**Exercise**
Return each line containing "інтерв".

○ ○ ○ ○

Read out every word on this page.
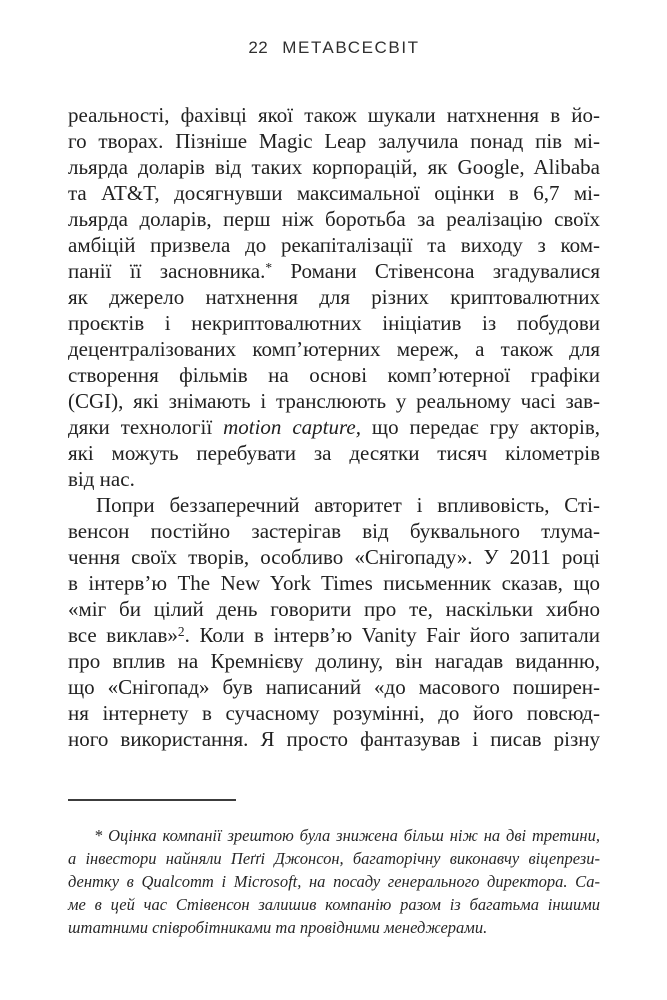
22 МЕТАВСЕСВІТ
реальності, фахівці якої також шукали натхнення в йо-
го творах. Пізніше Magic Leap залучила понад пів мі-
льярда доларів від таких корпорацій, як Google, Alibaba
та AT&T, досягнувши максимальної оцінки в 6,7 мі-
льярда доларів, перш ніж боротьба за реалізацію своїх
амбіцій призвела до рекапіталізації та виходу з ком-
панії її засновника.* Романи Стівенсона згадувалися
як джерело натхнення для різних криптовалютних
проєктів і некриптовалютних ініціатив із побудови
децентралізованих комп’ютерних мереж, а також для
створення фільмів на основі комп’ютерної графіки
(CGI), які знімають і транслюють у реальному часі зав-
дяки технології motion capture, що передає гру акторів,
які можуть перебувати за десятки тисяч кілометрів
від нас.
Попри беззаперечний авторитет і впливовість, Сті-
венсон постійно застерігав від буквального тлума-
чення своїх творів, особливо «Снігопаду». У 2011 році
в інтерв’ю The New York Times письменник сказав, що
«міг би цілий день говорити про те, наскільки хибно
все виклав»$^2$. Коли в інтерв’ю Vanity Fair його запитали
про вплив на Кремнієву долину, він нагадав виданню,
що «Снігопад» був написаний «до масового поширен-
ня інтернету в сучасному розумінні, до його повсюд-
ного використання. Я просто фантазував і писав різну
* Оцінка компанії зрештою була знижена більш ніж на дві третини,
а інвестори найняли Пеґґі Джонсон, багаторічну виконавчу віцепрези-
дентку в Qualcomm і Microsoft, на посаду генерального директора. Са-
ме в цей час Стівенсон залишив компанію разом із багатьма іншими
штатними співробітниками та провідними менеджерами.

○ ○ ○ ○

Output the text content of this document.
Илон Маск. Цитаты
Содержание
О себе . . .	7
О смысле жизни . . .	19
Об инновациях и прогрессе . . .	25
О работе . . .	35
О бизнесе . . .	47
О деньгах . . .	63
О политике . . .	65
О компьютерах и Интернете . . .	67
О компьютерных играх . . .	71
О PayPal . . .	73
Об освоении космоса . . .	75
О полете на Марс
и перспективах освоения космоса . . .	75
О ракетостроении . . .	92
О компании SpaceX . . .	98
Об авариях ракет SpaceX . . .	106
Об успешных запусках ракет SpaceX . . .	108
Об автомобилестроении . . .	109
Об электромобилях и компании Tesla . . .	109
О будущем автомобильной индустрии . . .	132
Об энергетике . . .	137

○ ○ ○ ○

**Exercise solution**
в інтерв’ю The New York Times письменник сказав, що
все виклав»$^2$. Коли в інтерв’ю Vanity Fair його запитали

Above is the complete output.